» **Exercise instructions**: Search the material for the string "твори" and copy each line where it occurs.

* * * * *

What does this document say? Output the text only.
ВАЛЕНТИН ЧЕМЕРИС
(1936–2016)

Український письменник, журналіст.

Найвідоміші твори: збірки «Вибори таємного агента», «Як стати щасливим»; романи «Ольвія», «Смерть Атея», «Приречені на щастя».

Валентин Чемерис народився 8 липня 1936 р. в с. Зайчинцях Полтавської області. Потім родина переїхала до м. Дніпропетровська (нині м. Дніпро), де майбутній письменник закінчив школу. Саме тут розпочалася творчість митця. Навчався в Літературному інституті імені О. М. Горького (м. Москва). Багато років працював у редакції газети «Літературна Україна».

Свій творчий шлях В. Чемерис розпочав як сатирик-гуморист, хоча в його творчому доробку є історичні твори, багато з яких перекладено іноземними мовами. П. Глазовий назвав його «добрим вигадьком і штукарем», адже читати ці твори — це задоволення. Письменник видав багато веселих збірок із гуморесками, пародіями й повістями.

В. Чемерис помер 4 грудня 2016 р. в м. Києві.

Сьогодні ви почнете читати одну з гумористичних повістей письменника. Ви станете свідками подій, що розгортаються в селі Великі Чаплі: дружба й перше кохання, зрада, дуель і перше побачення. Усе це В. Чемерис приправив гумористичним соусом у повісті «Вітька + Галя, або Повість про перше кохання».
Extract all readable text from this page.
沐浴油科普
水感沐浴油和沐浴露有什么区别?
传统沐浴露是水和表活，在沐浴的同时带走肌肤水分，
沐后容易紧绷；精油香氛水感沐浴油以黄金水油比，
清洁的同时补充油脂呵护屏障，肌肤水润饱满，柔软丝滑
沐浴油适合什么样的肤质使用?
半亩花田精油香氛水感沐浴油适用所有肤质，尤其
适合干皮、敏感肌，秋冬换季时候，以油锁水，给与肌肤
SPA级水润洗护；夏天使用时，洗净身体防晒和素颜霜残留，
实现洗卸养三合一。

* * * * *

» **Output of the exercise**:
Найвідоміші твори: збірки «Вибори таємного агента», «Як стати щасливим»; романи «Ольвія», «Смерть Атея», «Приречені на щастя».
Свій творчий шлях В. Чемерис розпочав як сатирик-гуморист, хоча в його творчому доробку є історичні твори, багато з яких перекладено іноземними мовами. П. Глазовий назвав його «добрим вигадьком і штукарем», адже читати ці твори — це задоволення. Письменник видав багато веселих збірок із гуморесками, пародіями й повістями.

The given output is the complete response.